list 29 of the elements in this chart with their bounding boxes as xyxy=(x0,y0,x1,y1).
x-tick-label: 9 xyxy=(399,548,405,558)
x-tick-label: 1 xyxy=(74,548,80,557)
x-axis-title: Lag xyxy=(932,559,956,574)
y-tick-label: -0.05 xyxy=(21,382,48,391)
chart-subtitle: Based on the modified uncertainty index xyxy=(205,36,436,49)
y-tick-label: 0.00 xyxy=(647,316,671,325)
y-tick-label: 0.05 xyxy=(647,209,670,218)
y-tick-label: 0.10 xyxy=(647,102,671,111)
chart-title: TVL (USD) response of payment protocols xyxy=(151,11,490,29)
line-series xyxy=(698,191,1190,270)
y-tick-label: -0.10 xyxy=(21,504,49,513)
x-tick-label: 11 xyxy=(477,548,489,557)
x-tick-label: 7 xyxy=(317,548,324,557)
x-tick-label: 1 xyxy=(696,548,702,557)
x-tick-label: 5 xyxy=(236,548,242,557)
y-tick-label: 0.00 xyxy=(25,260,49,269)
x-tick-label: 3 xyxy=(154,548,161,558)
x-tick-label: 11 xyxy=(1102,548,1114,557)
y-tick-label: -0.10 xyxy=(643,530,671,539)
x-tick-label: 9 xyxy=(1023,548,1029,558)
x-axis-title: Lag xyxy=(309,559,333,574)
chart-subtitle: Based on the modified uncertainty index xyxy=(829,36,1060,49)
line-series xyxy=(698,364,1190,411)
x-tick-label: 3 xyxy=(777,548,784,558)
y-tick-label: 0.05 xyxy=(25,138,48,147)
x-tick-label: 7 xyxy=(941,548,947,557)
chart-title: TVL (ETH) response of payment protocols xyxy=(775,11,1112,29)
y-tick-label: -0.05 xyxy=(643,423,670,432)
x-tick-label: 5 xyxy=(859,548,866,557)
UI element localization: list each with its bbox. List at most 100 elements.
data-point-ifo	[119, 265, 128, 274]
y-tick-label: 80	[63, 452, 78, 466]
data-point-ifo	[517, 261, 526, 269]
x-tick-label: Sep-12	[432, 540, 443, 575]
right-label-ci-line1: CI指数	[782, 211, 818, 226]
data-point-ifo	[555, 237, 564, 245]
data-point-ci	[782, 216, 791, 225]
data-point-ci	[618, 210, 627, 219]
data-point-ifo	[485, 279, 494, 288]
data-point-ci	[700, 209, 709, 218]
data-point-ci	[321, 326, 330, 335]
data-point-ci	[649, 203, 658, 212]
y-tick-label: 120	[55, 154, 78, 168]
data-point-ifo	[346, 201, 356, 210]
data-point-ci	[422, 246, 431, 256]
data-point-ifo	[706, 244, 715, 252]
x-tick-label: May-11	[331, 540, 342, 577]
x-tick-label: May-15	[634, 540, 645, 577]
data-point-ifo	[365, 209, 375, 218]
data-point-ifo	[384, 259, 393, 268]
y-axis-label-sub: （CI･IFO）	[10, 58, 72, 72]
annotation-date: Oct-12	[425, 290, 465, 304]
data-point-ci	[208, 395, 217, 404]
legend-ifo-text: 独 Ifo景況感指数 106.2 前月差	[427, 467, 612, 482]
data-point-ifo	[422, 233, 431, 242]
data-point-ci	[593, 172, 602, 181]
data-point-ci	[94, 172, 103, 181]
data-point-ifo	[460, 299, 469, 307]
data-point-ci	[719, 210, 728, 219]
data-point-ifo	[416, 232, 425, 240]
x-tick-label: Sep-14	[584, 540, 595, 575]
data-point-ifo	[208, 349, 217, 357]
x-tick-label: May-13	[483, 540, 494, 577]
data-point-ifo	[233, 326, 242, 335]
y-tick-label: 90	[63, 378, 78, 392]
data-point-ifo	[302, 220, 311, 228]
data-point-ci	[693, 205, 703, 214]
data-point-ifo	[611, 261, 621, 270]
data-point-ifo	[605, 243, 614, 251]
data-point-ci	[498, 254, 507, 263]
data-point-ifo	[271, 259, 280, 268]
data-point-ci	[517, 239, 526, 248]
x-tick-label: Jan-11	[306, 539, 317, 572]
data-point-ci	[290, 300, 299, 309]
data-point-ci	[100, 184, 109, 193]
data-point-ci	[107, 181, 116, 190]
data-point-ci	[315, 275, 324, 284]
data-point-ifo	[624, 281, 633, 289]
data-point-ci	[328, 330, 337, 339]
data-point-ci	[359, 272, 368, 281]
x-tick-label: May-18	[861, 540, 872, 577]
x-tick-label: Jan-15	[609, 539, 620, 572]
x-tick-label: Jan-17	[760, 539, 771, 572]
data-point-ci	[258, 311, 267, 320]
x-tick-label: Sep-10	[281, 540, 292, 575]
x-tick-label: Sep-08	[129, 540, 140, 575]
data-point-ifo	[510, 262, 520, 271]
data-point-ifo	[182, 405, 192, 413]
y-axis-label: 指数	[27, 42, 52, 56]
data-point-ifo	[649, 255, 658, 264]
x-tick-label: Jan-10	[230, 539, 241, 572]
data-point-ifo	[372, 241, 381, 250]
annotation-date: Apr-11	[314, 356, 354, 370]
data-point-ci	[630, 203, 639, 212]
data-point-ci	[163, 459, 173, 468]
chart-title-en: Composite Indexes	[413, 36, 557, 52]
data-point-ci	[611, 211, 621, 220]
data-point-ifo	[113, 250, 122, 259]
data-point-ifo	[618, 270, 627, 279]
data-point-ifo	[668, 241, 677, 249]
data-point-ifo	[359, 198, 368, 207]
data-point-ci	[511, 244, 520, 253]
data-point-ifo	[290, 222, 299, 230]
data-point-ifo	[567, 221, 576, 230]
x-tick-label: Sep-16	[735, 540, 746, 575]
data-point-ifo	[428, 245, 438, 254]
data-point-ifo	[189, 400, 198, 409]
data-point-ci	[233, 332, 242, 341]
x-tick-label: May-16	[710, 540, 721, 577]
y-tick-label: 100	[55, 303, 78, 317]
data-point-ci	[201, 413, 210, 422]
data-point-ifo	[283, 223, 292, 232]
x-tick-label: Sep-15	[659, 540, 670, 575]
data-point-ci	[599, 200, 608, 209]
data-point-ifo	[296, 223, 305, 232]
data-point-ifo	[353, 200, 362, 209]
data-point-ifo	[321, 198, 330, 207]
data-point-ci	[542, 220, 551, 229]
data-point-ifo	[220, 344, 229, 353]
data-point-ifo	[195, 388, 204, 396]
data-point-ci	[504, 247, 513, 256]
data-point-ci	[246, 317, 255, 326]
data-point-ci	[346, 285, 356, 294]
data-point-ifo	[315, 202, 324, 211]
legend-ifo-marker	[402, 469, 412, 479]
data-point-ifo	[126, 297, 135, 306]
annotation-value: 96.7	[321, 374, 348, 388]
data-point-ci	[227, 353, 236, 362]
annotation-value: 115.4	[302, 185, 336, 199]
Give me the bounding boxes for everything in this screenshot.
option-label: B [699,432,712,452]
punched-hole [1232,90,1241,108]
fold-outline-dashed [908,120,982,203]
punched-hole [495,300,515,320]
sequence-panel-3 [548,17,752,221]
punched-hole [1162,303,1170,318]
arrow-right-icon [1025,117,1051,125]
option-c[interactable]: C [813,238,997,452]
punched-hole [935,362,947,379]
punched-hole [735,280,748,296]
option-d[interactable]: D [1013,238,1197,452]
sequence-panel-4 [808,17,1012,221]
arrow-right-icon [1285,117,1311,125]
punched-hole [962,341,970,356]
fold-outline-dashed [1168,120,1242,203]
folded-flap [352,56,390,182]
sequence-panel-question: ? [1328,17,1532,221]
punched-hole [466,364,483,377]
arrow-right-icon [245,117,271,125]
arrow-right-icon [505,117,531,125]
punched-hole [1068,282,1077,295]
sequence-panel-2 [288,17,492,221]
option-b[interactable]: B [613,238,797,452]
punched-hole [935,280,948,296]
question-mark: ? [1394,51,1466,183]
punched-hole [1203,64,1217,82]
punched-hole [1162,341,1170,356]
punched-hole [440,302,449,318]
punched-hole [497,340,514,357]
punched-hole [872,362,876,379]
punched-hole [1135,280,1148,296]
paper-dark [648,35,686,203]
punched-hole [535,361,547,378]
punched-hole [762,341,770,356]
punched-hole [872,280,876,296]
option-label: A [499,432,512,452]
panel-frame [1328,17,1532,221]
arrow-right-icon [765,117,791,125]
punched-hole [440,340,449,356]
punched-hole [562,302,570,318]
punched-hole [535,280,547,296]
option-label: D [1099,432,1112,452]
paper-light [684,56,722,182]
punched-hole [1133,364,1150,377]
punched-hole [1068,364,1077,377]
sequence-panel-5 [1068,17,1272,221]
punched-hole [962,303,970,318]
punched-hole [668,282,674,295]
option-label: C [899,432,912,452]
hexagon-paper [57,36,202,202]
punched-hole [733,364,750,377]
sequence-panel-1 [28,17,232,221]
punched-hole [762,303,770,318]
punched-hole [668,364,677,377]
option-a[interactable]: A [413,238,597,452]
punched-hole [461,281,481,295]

════════════════════

Copy the items verbatim, starting at the very first line and ending at the line that contains "y-tick-label: 0.10 xyxy=(647,102,671,111)", including both.

list 29 of the elements in this chart with their bounding boxes as xyxy=(x0,y0,x1,y1).
x-tick-label: 9 xyxy=(399,548,405,558)
x-tick-label: 1 xyxy=(74,548,80,557)
x-axis-title: Lag xyxy=(932,559,956,574)
y-tick-label: -0.05 xyxy=(21,382,48,391)
chart-subtitle: Based on the modified uncertainty index xyxy=(205,36,436,49)
y-tick-label: 0.00 xyxy=(647,316,671,325)
y-tick-label: 0.05 xyxy=(647,209,670,218)
y-tick-label: 0.10 xyxy=(647,102,671,111)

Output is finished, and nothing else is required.